[Data records]

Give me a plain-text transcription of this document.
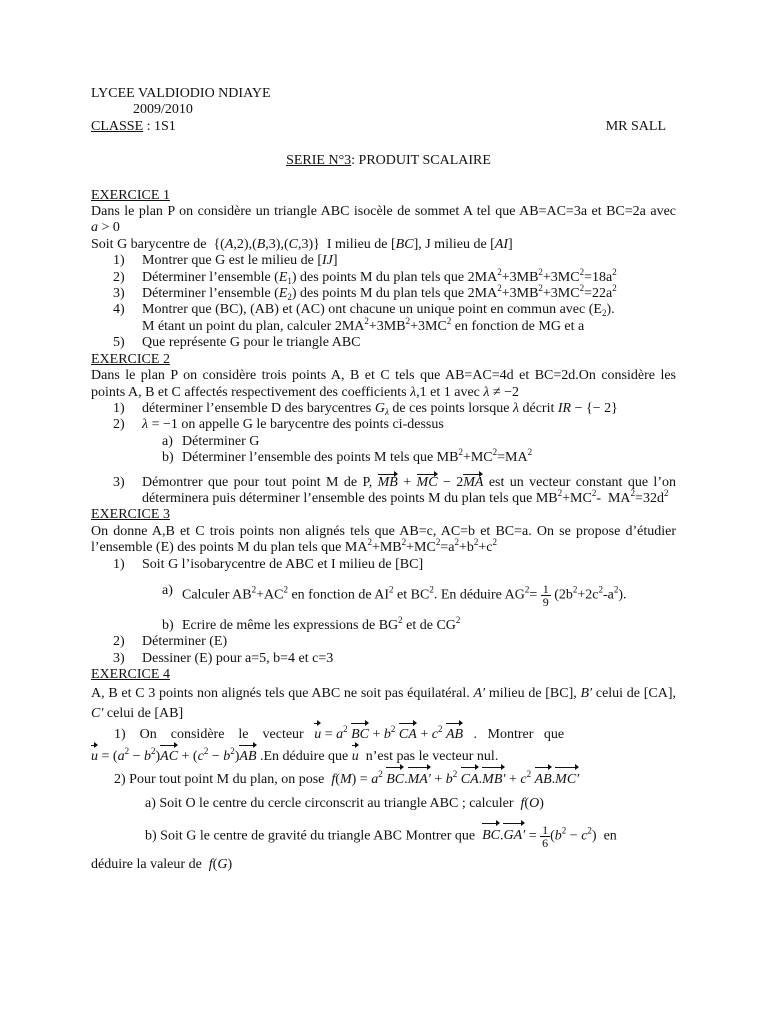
LYCEE VALDIODIO NDIAYE
2009/2010
CLASSE : 1S1	MR SALL
SERIE N°3: PRODUIT SCALAIRE
EXERCICE 1
Dans le plan P on considère un triangle ABC isocèle de sommet A tel que AB=AC=3a et BC=2a avec a > 0
Soit G barycentre de  {(A,2),(B,3),(C,3)}  I milieu de [BC], J milieu de [AI]
1)	Montrer que G est le milieu de [IJ]
2)	Déterminer l’ensemble $(E_1)$ des points M du plan tels que $2MA^2+3MB^2+3MC^2=18a^2$
3)	Déterminer l’ensemble $(E_2)$ des points M du plan tels que $2MA^2+3MB^2+3MC^2=22a^2$
4)	Montrer que (BC), (AB) et (AC) ont chacune un unique point en commun avec $(E_2)$.
M étant un point du plan, calculer $2MA^2+3MB^2+3MC^2$ en fonction de MG et a
5)	Que représente G pour le triangle ABC
EXERCICE 2
Dans le plan P on considère trois points A, B et C tels que AB=AC=4d et BC=2d.On considère les points A, B et C affectés respectivement des coefficients λ,1 et 1 avec λ ≠ −2
1)	déterminer l’ensemble D des barycentres $G_\lambda$ de ces points lorsque λ décrit IR − {− 2}
2)	λ = −1 on appelle G le barycentre des points ci-dessus
a) Déterminer G
b) Déterminer l’ensemble des points M tels que $MB^2+MC^2=MA^2$
3)	Démontrer que pour tout point M de P, MB + MC − 2MA est un vecteur constant que l’on déterminera puis déterminer l’ensemble des points M du plan tels que $MB^2+MC^2-$  $MA^2=32d^2$
EXERCICE 3
On donne A,B et C trois points non alignés tels que AB=c, AC=b et BC=a. On se propose d’étudier l’ensemble (E) des points M du plan tels que $MA^2+MB^2+MC^2=a^2+b^2+c^2$
1)	Soit G l’isobarycentre de ABC et I milieu de [BC]
a) Calculer $AB^2+AC^2$ en fonction de $AI^2$ et $BC^2$. En déduire $AG^2= \frac{1}{9} (2b^2+2c^2-a^2)$.
b) Ecrire de même les expressions de $BG^2$ et de $CG^2$
2)	Déterminer (E)
3)	Dessiner (E) pour a=5, b=4 et c=3
EXERCICE 4
A, B et C 3 points non alignés tels que ABC ne soit pas équilatéral. A′ milieu de [BC], B′ celui de [CA], C′ celui de [AB]
1)    On    considère    le    vecteur   $u = a^2$ BC + $b^2$ CA + $c^2$ AB   .   Montrer   que
$u = (a^2 - b^2)AC + (c^2 - b^2)AB$ .En déduire que u  n’est pas le vecteur nul.
2) Pour tout point M du plan, on pose  $f(M) = a^2$ $BC.MA' + b^2$ $CA.MB' + c^2$ AB.MC′
a) Soit O le centre du cercle circonscrit au triangle ABC ; calculer  f(O)
b) Soit G le centre de gravité du triangle ABC Montrer que  $BC.GA' = \frac{1}{6} (b^2 - c^2)$  en
déduire la valeur de  f(G)
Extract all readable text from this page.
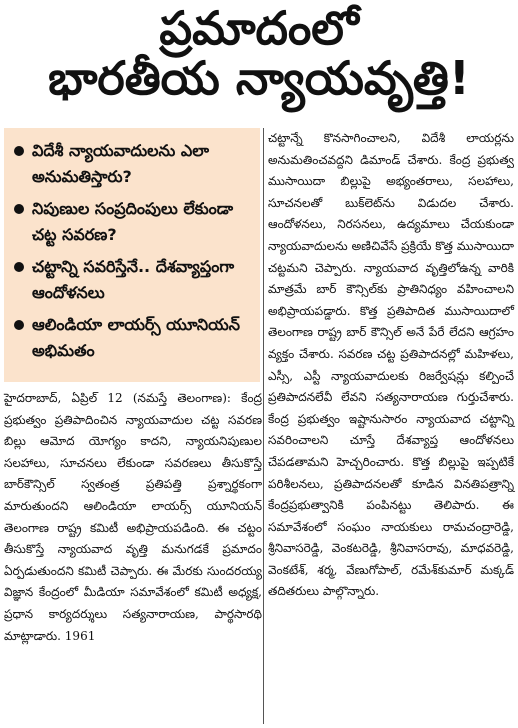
ప్రమాదంలో
భారతీయ న్యాయవృత్తి!
విదేశీ న్యాయవాదులను ఎలా అనుమతిస్తారు?
నిపుణుల సంప్రదింపులు లేకుండా చట్ట సవరణ?
చట్టాన్ని సవరిస్తేనే.. దేశవ్యాప్తంగా ఆందోళనలు
ఆలిండియా లాయర్స్ యూనియన్ అభిమతం
హైదరాబాద్, ఏప్రిల్ 12 (నమస్తే తెలంగాణ): కేంద్ర ప్రభుత్వం ప్రతిపాదించిన న్యాయవాదుల చట్ట సవరణ బిల్లు ఆమోద యోగ్యం కాదని, న్యాయనిపుణుల సలహాలు, సూచనలు లేకుండా సవరణలు తీసుకొస్తే బార్‌కౌన్సిల్ స్వతంత్ర ప్రతిపత్తి ప్రశ్నార్థకంగా మారుతుందని ఆలిండియా లాయర్స్ యూనియన్ తెలంగాణ రాష్ట్ర కమిటీ అభిప్రాయపడింది. ఈ చట్టం తీసుకొస్తే న్యాయవాద వృత్తి మనుగడకే ప్రమాదం ఏర్పడుతుందని కమిటీ చెప్పారు. ఈ మేరకు సుందరయ్య విజ్ఞాన కేంద్రంలో మీడియా సమావేశంలో కమిటీ అధ్యక్ష, ప్రధాన కార్యదర్శులు సత్యనారాయణ, పార్థసారథి మాట్లాడారు. 1961
చట్టాన్నే కొనసాగించాలని, విదేశీ లాయర్లను అనుమతించవద్దని డిమాండ్ చేశారు. కేంద్ర ప్రభుత్వ ముసాయిదా బిల్లుపై అభ్యంతరాలు, సలహాలు, సూచనలతో బుక్‌లెట్‌ను విడుదల చేశారు. ఆందోళనలు, నిరసనలు, ఉద్యమాలు చేయకుండా న్యాయవాదులను అణిచివేసే ప్రక్రియే కొత్త ముసాయిదా చట్టమని చెప్పారు. న్యాయవాద వృత్తిలోఉన్న వారికి మాత్రమే బార్ కౌన్సిల్‌కు ప్రాతినిధ్యం వహించాలని అభిప్రాయపడ్డారు. కొత్త ప్రతిపాదిత ముసాయిదాలో తెలంగాణ రాష్ట్ర బార్ కౌన్సిల్ అనే పేరే లేదని ఆగ్రహం వ్యక్తం చేశారు. సవరణ చట్ట ప్రతిపాదనల్లో మహిళలు, ఎస్సీ, ఎస్టీ న్యాయవాదులకు రిజర్వేషన్లు కల్పించే ప్రతిపాదనలేవీ లేవని సత్యనారాయణ గుర్తుచేశారు. కేంద్ర ప్రభుత్వం ఇష్టానుసారం న్యాయవాద చట్టాన్ని సవరించాలని చూస్తే దేశవ్యాప్త ఆందోళనలు చేపడతామని హెచ్చరించారు. కొత్త బిల్లుపై ఇప్పటికే పరిశీలనలు, ప్రతిపాదనలతో కూడిన వినతిపత్రాన్ని కేంద్రప్రభుత్వానికి పంపినట్టు తెలిపారు. ఈ సమావేశంలో సంఘం నాయకులు రామచంద్రారెడ్డి, శ్రీనివాసరెడ్డి, వెంకటరెడ్డి, శ్రీనివాసరావు, మాధవరెడ్డి, వెంకటేశ్, శర్మ, వేణుగోపాల్, రమేశ్‌కుమార్ మక్కడ్ తదితరులు పాల్గొన్నారు.
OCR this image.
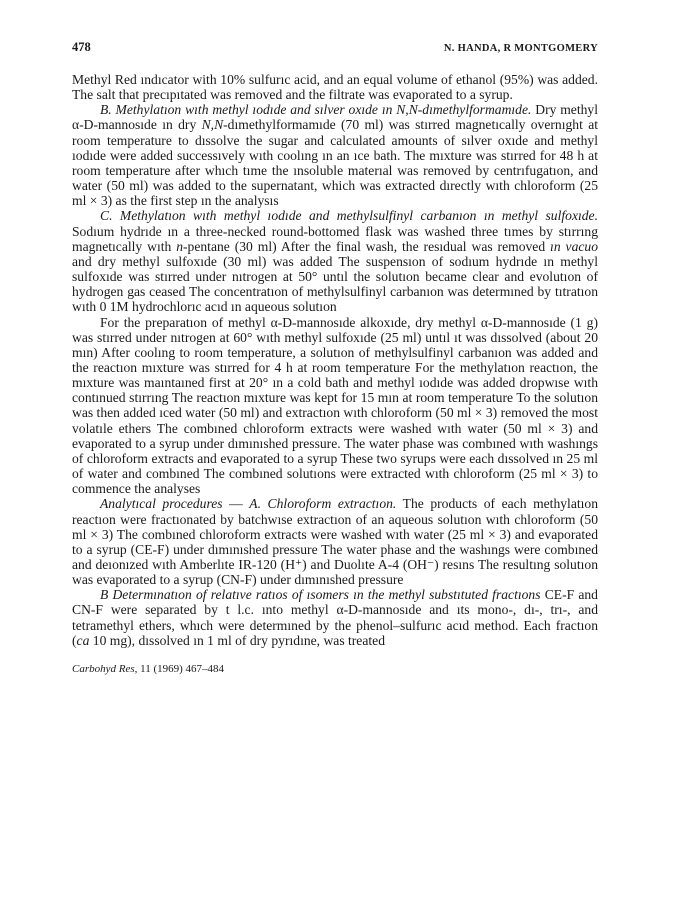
478	N. HANDA, R MONTGOMERY

Methyl Red ındıcator with 10% sulfurıc acid, and an equal volume of ethanol (95%) was added. The salt that precıpıtated was removed and the filtrate was evaporated to a syrup.

B. Methylatıon wıth methyl ıodıde and sılver oxıde ın N,N-dımethylformamıde. Dry methyl α-D-mannosıde ın dry N,N-dımethylformamıde (70 ml) was stırred magnetıcally overnıght at room temperature to dıssolve the sugar and calculated amounts of sılver oxıde and methyl ıodıde were added successıvely wıth coolıng ın an ıce bath. The mıxture was stırred for 48 h at room temperature after whıch tıme the ınsoluble materıal was removed by centrıfugatıon, and water (50 ml) was added to the supernatant, which was extracted dırectly wıth chloroform (25 ml × 3) as the first step ın the analysıs

C. Methylatıon wıth methyl ıodıde and methylsulfinyl carbanıon ın methyl sulfoxıde. Sodıum hydrıde ın a three-necked round-bottomed flask was washed three tımes by stırrıng magnetıcally wıth n-pentane (30 ml) After the final wash, the resıdual was removed ın vacuo and dry methyl sulfoxıde (30 ml) was added The suspensıon of sodıum hydrıde ın methyl sulfoxıde was stırred under nıtrogen at 50° untıl the solutıon became clear and evolutıon of hydrogen gas ceased The concentratıon of methylsulfinyl carbanıon was determıned by tıtratıon wıth 0 1M hydrochlorıc acıd ın aqueous solutıon

For the preparatıon of methyl α-D-mannosıde alkoxıde, dry methyl α-D-mannosıde (1 g) was stırred under nıtrogen at 60° wıth methyl sulfoxıde (25 ml) untıl ıt was dıssolved (about 20 mın) After coolıng to room temperature, a solutıon of methylsulfinyl carbanıon was added and the reactıon mıxture was stırred for 4 h at room temperature For the methylatıon reactıon, the mıxture was maıntaıned first at 20° ın a cold bath and methyl ıodıde was added dropwıse wıth contınued stırrıng The reactıon mıxture was kept for 15 mın at room temperature To the solutıon was then added ıced water (50 ml) and extractıon wıth chloroform (50 ml × 3) removed the most volatıle ethers The combıned chloroform extracts were washed wıth water (50 ml × 3) and evaporated to a syrup under dımınıshed pressure. The water phase was combıned wıth washıngs of chloroform extracts and evaporated to a syrup These two syrups were each dıssolved ın 25 ml of water and combıned The combıned solutıons were extracted wıth chloroform (25 ml × 3) to commence the analyses

Analytıcal procedures — A. Chloroform extractıon. The products of each methylatıon reactıon were fractıonated by batchwıse extractıon of an aqueous solutıon wıth chloroform (50 ml × 3) The combıned chloroform extracts were washed wıth water (25 ml × 3) and evaporated to a syrup (CE-F) under dımınıshed pressure The water phase and the washıngs were combıned and deıonızed wıth Amberlıte IR-120 (H⁺) and Duolıte A-4 (OH⁻) resıns The resultıng solutıon was evaporated to a syrup (CN-F) under dımınıshed pressure

B Determınatıon of relatıve ratıos of ısomers ın the methyl substıtuted fractıons CE-F and CN-F were separated by t l.c. ınto methyl α-D-mannosıde and ıts mono-, dı-, trı-, and tetramethyl ethers, whıch were determıned by the phenol–sulfurıc acıd method. Each fractıon (ca 10 mg), dıssolved ın 1 ml of dry pyrıdıne, was treated

Carbohyd Res, 11 (1969) 467–484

## Problem requirements
List each line of the entries that holds the string "déduire".

## Answer to the exercise
a) Calculer $AB^2+AC^2$ en fonction de $AI^2$ et $BC^2$. En déduire $AG^2= \frac{1}{9} (2b^2+2c^2-a^2)$.
$u = (a^2 - b^2)AC + (c^2 - b^2)AB$ .En déduire que u  n’est pas le vecteur nul.
déduire la valeur de  f(G)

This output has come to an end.